Stored records:
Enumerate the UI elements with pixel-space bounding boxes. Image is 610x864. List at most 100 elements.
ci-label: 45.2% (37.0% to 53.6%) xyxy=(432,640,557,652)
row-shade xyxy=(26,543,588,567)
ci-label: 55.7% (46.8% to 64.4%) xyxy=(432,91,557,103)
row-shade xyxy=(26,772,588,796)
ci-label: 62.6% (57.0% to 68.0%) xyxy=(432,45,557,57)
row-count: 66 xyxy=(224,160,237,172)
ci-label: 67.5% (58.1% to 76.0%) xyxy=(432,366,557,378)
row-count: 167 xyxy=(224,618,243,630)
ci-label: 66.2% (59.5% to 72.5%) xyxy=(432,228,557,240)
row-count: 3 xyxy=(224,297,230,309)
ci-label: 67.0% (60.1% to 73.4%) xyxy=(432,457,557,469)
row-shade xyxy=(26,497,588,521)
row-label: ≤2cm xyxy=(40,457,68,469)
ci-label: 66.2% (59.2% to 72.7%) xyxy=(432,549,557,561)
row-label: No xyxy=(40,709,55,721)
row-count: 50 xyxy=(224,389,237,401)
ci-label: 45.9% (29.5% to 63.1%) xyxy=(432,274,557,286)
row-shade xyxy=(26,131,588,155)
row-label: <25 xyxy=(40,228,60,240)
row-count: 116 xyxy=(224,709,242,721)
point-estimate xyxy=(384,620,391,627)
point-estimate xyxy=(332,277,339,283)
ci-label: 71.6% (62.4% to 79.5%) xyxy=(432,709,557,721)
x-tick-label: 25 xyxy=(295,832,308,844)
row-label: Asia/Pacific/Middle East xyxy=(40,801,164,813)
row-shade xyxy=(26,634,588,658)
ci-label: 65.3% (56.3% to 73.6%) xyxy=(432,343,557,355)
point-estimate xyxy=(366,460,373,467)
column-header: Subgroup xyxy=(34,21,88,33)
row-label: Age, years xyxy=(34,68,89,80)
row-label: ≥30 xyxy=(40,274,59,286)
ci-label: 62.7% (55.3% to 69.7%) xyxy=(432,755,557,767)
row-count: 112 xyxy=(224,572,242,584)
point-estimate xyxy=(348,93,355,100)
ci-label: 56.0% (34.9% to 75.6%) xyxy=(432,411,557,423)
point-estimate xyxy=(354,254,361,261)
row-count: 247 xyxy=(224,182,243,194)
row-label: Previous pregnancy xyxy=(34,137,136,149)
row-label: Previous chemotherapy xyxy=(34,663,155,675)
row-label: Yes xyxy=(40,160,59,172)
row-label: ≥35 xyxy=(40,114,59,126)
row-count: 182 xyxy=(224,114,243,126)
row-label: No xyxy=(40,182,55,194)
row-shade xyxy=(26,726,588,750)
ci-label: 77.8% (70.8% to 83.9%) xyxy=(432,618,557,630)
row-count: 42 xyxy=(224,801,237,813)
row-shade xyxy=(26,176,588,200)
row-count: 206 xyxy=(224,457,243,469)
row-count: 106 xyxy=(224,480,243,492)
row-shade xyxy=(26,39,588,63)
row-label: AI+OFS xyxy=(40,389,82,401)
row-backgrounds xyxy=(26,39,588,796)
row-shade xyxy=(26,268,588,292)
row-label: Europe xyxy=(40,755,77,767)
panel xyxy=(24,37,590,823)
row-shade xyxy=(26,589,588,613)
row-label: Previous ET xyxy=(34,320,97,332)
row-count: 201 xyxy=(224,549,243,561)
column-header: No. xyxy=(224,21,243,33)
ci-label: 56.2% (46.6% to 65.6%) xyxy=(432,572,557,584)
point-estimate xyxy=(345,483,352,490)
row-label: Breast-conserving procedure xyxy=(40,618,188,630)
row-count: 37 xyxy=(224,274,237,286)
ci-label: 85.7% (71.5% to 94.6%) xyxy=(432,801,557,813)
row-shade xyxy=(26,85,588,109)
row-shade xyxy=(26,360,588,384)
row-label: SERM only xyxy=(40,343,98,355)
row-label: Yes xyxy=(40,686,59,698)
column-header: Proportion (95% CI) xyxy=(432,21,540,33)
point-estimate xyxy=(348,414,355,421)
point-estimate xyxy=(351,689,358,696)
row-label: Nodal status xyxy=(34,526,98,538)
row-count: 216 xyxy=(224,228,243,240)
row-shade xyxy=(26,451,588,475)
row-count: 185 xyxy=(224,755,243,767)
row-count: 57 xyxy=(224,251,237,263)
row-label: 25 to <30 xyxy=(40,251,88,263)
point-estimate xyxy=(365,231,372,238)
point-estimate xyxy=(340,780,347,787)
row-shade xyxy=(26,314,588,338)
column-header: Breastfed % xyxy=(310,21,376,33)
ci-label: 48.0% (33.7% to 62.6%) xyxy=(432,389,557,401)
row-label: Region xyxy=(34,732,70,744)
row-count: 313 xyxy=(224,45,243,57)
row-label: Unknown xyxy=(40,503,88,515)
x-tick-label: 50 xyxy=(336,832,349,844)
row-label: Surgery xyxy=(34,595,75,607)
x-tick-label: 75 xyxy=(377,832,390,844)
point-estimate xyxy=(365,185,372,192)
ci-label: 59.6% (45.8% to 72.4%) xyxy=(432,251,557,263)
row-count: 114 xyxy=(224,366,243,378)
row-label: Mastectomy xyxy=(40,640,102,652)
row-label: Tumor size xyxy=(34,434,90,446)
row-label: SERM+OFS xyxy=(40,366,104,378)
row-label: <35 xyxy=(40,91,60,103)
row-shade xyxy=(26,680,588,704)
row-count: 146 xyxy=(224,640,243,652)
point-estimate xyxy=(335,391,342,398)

About this exercise:
If a line in the records above holds the string "tick", copy it out.

Finished exercise:
x-tick-label: 25 xyxy=(295,832,308,844)
x-tick-label: 50 xyxy=(336,832,349,844)
x-tick-label: 75 xyxy=(377,832,390,844)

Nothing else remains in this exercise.